Part of a data file:
☆ ☆ ☆ ☆ ☆ ☆ ☆
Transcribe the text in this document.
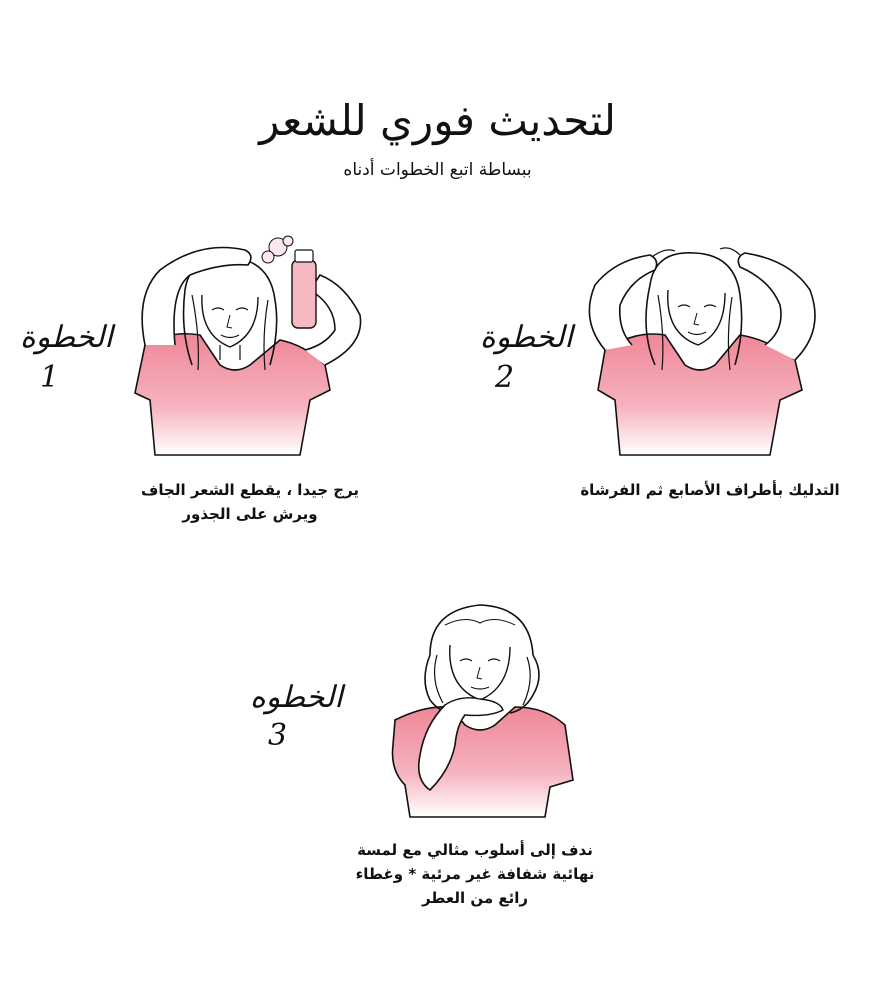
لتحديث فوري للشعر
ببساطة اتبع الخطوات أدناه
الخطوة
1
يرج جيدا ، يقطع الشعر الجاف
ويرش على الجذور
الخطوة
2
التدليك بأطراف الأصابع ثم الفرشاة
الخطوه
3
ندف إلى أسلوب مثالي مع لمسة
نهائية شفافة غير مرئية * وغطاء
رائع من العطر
☆ ☆ ☆ ☆ ☆ ☆ ☆
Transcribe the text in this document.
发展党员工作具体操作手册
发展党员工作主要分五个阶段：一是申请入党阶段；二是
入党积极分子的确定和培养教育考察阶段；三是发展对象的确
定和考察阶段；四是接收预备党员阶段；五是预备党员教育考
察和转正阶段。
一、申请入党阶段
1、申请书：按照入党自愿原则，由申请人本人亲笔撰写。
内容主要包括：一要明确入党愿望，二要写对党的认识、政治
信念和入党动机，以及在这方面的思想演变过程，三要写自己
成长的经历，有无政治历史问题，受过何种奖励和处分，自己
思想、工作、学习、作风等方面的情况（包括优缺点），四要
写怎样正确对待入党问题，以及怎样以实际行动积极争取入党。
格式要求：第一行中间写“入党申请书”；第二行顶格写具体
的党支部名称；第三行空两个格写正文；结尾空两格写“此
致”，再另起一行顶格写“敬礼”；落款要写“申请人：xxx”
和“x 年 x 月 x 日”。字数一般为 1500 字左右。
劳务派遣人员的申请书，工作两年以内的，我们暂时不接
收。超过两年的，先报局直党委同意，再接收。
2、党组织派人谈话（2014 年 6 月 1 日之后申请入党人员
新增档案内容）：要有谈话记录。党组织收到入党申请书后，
☆ ☆ ☆ ☆ ☆ ☆ ☆
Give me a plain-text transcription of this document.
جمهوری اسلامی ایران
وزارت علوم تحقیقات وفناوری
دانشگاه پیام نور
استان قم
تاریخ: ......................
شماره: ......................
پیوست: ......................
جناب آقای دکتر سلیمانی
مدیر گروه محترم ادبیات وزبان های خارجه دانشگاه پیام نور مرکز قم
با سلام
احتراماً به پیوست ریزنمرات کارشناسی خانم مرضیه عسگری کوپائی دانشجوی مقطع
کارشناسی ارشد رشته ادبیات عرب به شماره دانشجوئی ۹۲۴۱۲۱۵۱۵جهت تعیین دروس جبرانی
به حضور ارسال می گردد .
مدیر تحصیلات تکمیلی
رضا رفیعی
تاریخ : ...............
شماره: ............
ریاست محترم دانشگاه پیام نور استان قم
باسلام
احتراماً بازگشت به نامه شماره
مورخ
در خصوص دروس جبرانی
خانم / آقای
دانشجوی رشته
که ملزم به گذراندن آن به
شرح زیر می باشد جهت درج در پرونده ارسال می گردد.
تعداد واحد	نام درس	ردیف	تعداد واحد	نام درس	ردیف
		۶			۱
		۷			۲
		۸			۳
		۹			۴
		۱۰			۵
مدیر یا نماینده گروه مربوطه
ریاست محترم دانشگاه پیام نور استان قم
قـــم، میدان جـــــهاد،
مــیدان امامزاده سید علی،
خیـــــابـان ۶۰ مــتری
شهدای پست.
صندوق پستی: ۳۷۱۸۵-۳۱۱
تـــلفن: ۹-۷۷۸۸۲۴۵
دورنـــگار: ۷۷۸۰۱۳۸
☆ ☆ ☆ ☆ ☆ ☆ ☆
Set task:
Locate the word "دروس" in the data above. Copy every line carrying it.

Full answer:
کارشناسی ارشد رشته ادبیات عرب به شماره دانشجوئی ۹۲۴۱۲۱۵۱۵جهت تعیین دروس جبرانی
در خصوص دروس جبرانی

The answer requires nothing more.